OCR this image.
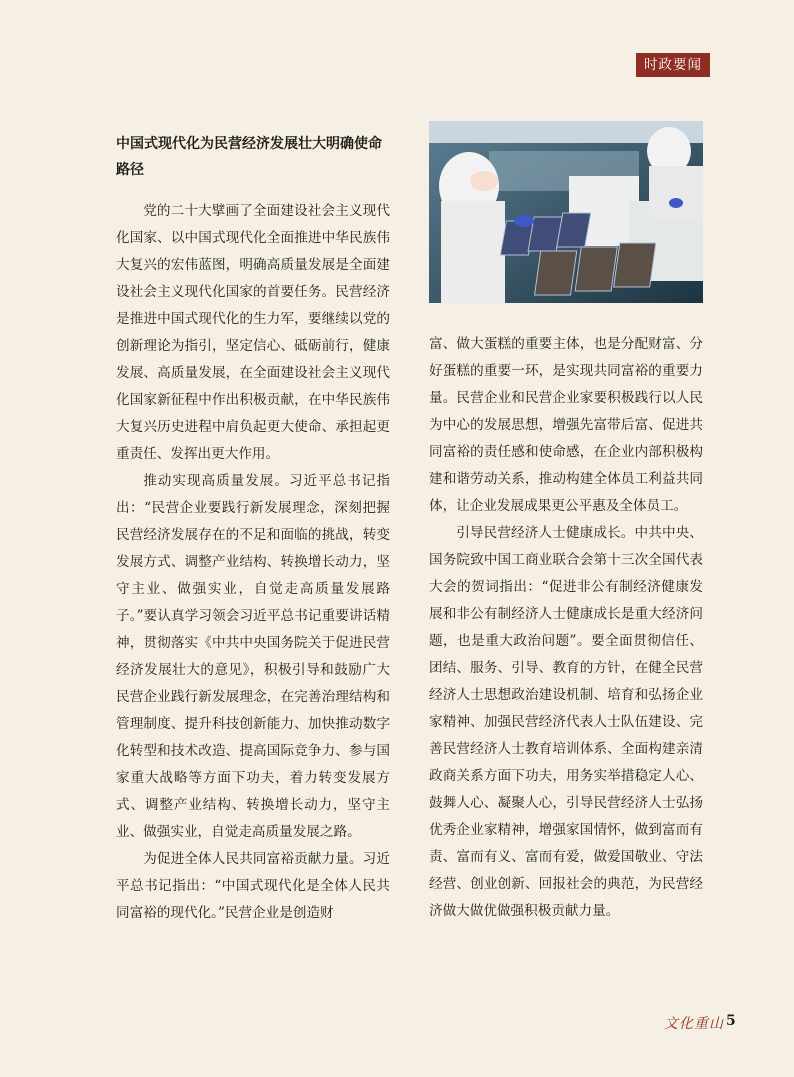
时政要闻
中国式现代化为民营经济发展壮大明确使命路径

党的二十大擘画了全面建设社会主义现代化国家、以中国式现代化全面推进中华民族伟大复兴的宏伟蓝图，明确高质量发展是全面建设社会主义现代化国家的首要任务。民营经济是推进中国式现代化的生力军，要继续以党的创新理论为指引，坚定信心、砥砺前行，健康发展、高质量发展，在全面建设社会主义现代化国家新征程中作出积极贡献，在中华民族伟大复兴历史进程中肩负起更大使命、承担起更重责任、发挥出更大作用。

推动实现高质量发展。习近平总书记指出：“民营企业要践行新发展理念，深刻把握民营经济发展存在的不足和面临的挑战，转变发展方式、调整产业结构、转换增长动力，坚守主业、做强实业，自觉走高质量发展路子。”要认真学习领会习近平总书记重要讲话精神，贯彻落实《中共中央国务院关于促进民营经济发展壮大的意见》，积极引导和鼓励广大民营企业践行新发展理念，在完善治理结构和管理制度、提升科技创新能力、加快推动数字化转型和技术改造、提高国际竞争力、参与国家重大战略等方面下功夫，着力转变发展方式、调整产业结构、转换增长动力，坚守主业、做强实业，自觉走高质量发展之路。

为促进全体人民共同富裕贡献力量。习近平总书记指出：“中国式现代化是全体人民共同富裕的现代化。”民营企业是创造财

富、做大蛋糕的重要主体，也是分配财富、分好蛋糕的重要一环，是实现共同富裕的重要力量。民营企业和民营企业家要积极践行以人民为中心的发展思想，增强先富带后富、促进共同富裕的责任感和使命感，在企业内部积极构建和谐劳动关系，推动构建全体员工利益共同体，让企业发展成果更公平惠及全体员工。

引导民营经济人士健康成长。中共中央、国务院致中国工商业联合会第十三次全国代表大会的贺词指出：“促进非公有制经济健康发展和非公有制经济人士健康成长是重大经济问题，也是重大政治问题”。要全面贯彻信任、团结、服务、引导、教育的方针，在健全民营经济人士思想政治建设机制、培育和弘扬企业家精神、加强民营经济代表人士队伍建设、完善民营经济人士教育培训体系、全面构建亲清政商关系方面下功夫，用务实举措稳定人心、鼓舞人心、凝聚人心，引导民营经济人士弘扬优秀企业家精神，增强家国情怀，做到富而有责、富而有义、富而有爱，做爱国敬业、守法经营、创业创新、回报社会的典范，为民营经济做大做优做强积极贡献力量。

文化重山 5
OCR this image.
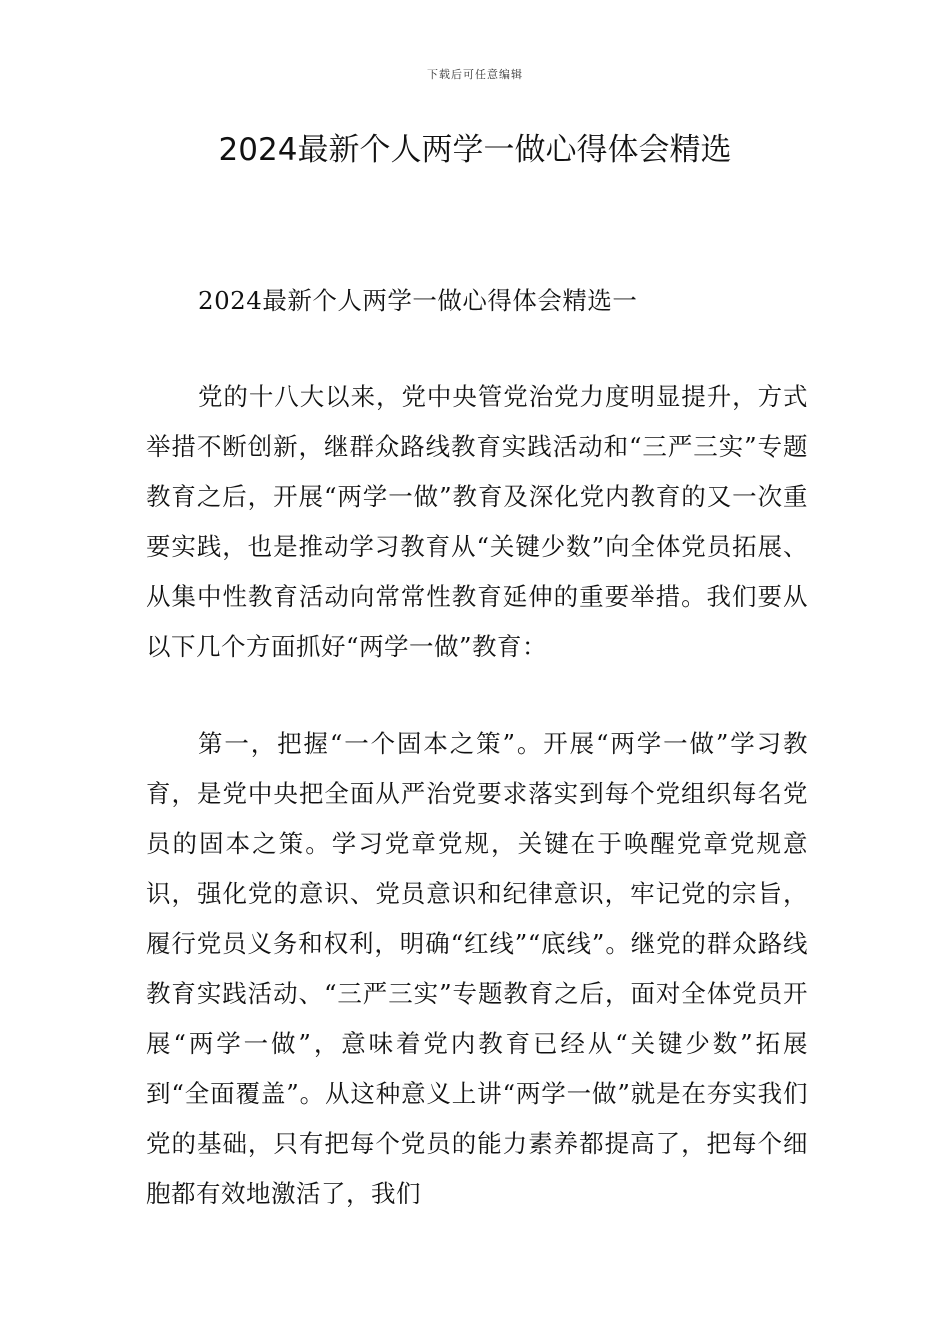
下载后可任意编辑
2024最新个人两学一做心得体会精选

2024最新个人两学一做心得体会精选一

党的十八大以来，党中央管党治党力度明显提升，方式举措不断创新，继群众路线教育实践活动和“三严三实”专题教育之后，开展“两学一做”教育及深化党内教育的又一次重要实践，也是推动学习教育从“关键少数”向全体党员拓展、从集中性教育活动向常常性教育延伸的重要举措。我们要从以下几个方面抓好“两学一做”教育：

第一，把握“一个固本之策”。开展“两学一做”学习教育，是党中央把全面从严治党要求落实到每个党组织每名党员的固本之策。学习党章党规，关键在于唤醒党章党规意识，强化党的意识、党员意识和纪律意识，牢记党的宗旨，履行党员义务和权利，明确“红线”“底线”。继党的群众路线教育实践活动、“三严三实”专题教育之后，面对全体党员开展“两学一做”，意味着党内教育已经从“关键少数”拓展到“全面覆盖”。从这种意义上讲“两学一做”就是在夯实我们党的基础，只有把每个党员的能力素养都提高了，把每个细胞都有效地激活了，我们
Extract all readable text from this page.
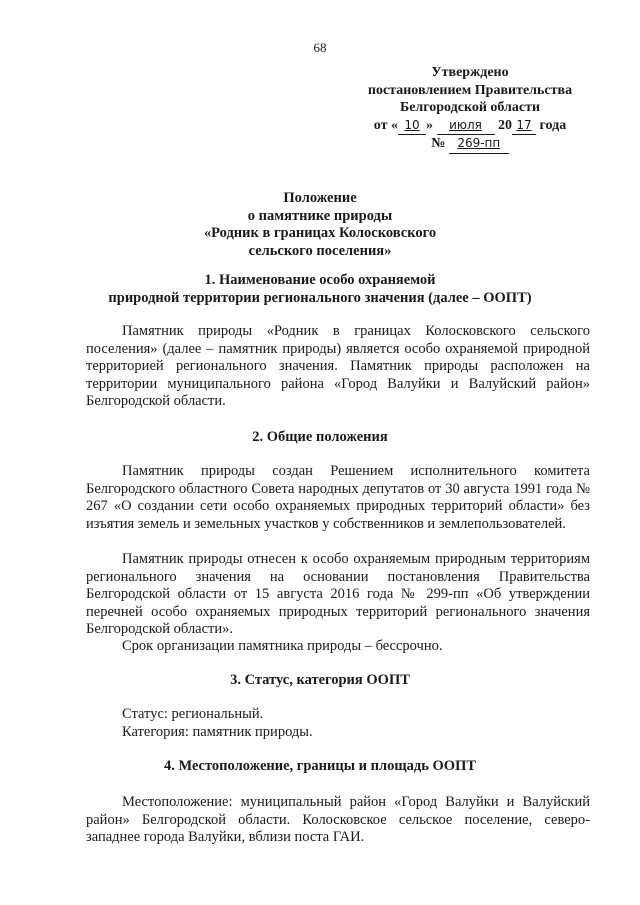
68
Утверждено
постановлением Правительства
Белгородской области
от « 10 » июля 20 17 года
№ 269-пп
Положение
о памятнике природы
«Родник в границах Колосковского
сельского поселения»
1. Наименование особо охраняемой
природной территории регионального значения (далее – ООПТ)
Памятник природы «Родник в границах Колосковского сельского поселения» (далее – памятник природы) является особо охраняемой природной территорией регионального значения. Памятник природы расположен на территории муниципального района «Город Валуйки и Валуйский район» Белгородской области.
2. Общие положения
Памятник природы создан Решением исполнительного комитета Белгородского областного Совета народных депутатов от 30 августа 1991 года № 267 «О создании сети особо охраняемых природных территорий области» без изъятия земель и земельных участков у собственников и землепользователей.
Памятник природы отнесен к особо охраняемым природным территориям регионального значения на основании постановления Правительства Белгородской области от 15 августа 2016 года № 299-пп «Об утверждении перечней особо охраняемых природных территорий регионального значения Белгородской области».
Срок организации памятника природы – бессрочно.
3. Статус, категория ООПТ
Статус: региональный.
Категория: памятник природы.
4. Местоположение, границы и площадь ООПТ
Местоположение: муниципальный район «Город Валуйки и Валуйский район» Белгородской области. Колосковское сельское поселение, северо-западнее города Валуйки, вблизи поста ГАИ.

> WHAT TO PRODUCE
Reproduce the full material exactly, excluding the pictures.

> WRITTEN SOLUTION
OCR this image.
时政要闻
中国式现代化为民营经济发展壮大明确使命路径

党的二十大擘画了全面建设社会主义现代化国家、以中国式现代化全面推进中华民族伟大复兴的宏伟蓝图，明确高质量发展是全面建设社会主义现代化国家的首要任务。民营经济是推进中国式现代化的生力军，要继续以党的创新理论为指引，坚定信心、砥砺前行，健康发展、高质量发展，在全面建设社会主义现代化国家新征程中作出积极贡献，在中华民族伟大复兴历史进程中肩负起更大使命、承担起更重责任、发挥出更大作用。

推动实现高质量发展。习近平总书记指出：“民营企业要践行新发展理念，深刻把握民营经济发展存在的不足和面临的挑战，转变发展方式、调整产业结构、转换增长动力，坚守主业、做强实业，自觉走高质量发展路子。”要认真学习领会习近平总书记重要讲话精神，贯彻落实《中共中央国务院关于促进民营经济发展壮大的意见》，积极引导和鼓励广大民营企业践行新发展理念，在完善治理结构和管理制度、提升科技创新能力、加快推动数字化转型和技术改造、提高国际竞争力、参与国家重大战略等方面下功夫，着力转变发展方式、调整产业结构、转换增长动力，坚守主业、做强实业，自觉走高质量发展之路。

为促进全体人民共同富裕贡献力量。习近平总书记指出：“中国式现代化是全体人民共同富裕的现代化。”民营企业是创造财

富、做大蛋糕的重要主体，也是分配财富、分好蛋糕的重要一环，是实现共同富裕的重要力量。民营企业和民营企业家要积极践行以人民为中心的发展思想，增强先富带后富、促进共同富裕的责任感和使命感，在企业内部积极构建和谐劳动关系，推动构建全体员工利益共同体，让企业发展成果更公平惠及全体员工。

引导民营经济人士健康成长。中共中央、国务院致中国工商业联合会第十三次全国代表大会的贺词指出：“促进非公有制经济健康发展和非公有制经济人士健康成长是重大经济问题，也是重大政治问题”。要全面贯彻信任、团结、服务、引导、教育的方针，在健全民营经济人士思想政治建设机制、培育和弘扬企业家精神、加强民营经济代表人士队伍建设、完善民营经济人士教育培训体系、全面构建亲清政商关系方面下功夫，用务实举措稳定人心、鼓舞人心、凝聚人心，引导民营经济人士弘扬优秀企业家精神，增强家国情怀，做到富而有责、富而有义、富而有爱，做爱国敬业、守法经营、创业创新、回报社会的典范，为民营经济做大做优做强积极贡献力量。

文化重山 5
OCR this image.
下载后可任意编辑
2024最新个人两学一做心得体会精选

2024最新个人两学一做心得体会精选一

党的十八大以来，党中央管党治党力度明显提升，方式举措不断创新，继群众路线教育实践活动和“三严三实”专题教育之后，开展“两学一做”教育及深化党内教育的又一次重要实践，也是推动学习教育从“关键少数”向全体党员拓展、从集中性教育活动向常常性教育延伸的重要举措。我们要从以下几个方面抓好“两学一做”教育：

第一，把握“一个固本之策”。开展“两学一做”学习教育，是党中央把全面从严治党要求落实到每个党组织每名党员的固本之策。学习党章党规，关键在于唤醒党章党规意识，强化党的意识、党员意识和纪律意识，牢记党的宗旨，履行党员义务和权利，明确“红线”“底线”。继党的群众路线教育实践活动、“三严三实”专题教育之后，面对全体党员开展“两学一做”，意味着党内教育已经从“关键少数”拓展到“全面覆盖”。从这种意义上讲“两学一做”就是在夯实我们党的基础，只有把每个党员的能力素养都提高了，把每个细胞都有效地激活了，我们
Extract all readable text from this page.
68
Утверждено
постановлением Правительства
Белгородской области
от « 10 » июля 20 17 года
№ 269-пп
Положение
о памятнике природы
«Родник в границах Колосковского
сельского поселения»
1. Наименование особо охраняемой
природной территории регионального значения (далее – ООПТ)
Памятник природы «Родник в границах Колосковского сельского поселения» (далее – памятник природы) является особо охраняемой природной территорией регионального значения. Памятник природы расположен на территории муниципального района «Город Валуйки и Валуйский район» Белгородской области.
2. Общие положения
Памятник природы создан Решением исполнительного комитета Белгородского областного Совета народных депутатов от 30 августа 1991 года № 267 «О создании сети особо охраняемых природных территорий области» без изъятия земель и земельных участков у собственников и землепользователей.
Памятник природы отнесен к особо охраняемым природным территориям регионального значения на основании постановления Правительства Белгородской области от 15 августа 2016 года № 299-пп «Об утверждении перечней особо охраняемых природных территорий регионального значения Белгородской области».
Срок организации памятника природы – бессрочно.
3. Статус, категория ООПТ
Статус: региональный.
Категория: памятник природы.
4. Местоположение, границы и площадь ООПТ
Местоположение: муниципальный район «Город Валуйки и Валуйский район» Белгородской области. Колосковское сельское поселение, северо-западнее города Валуйки, вблизи поста ГАИ.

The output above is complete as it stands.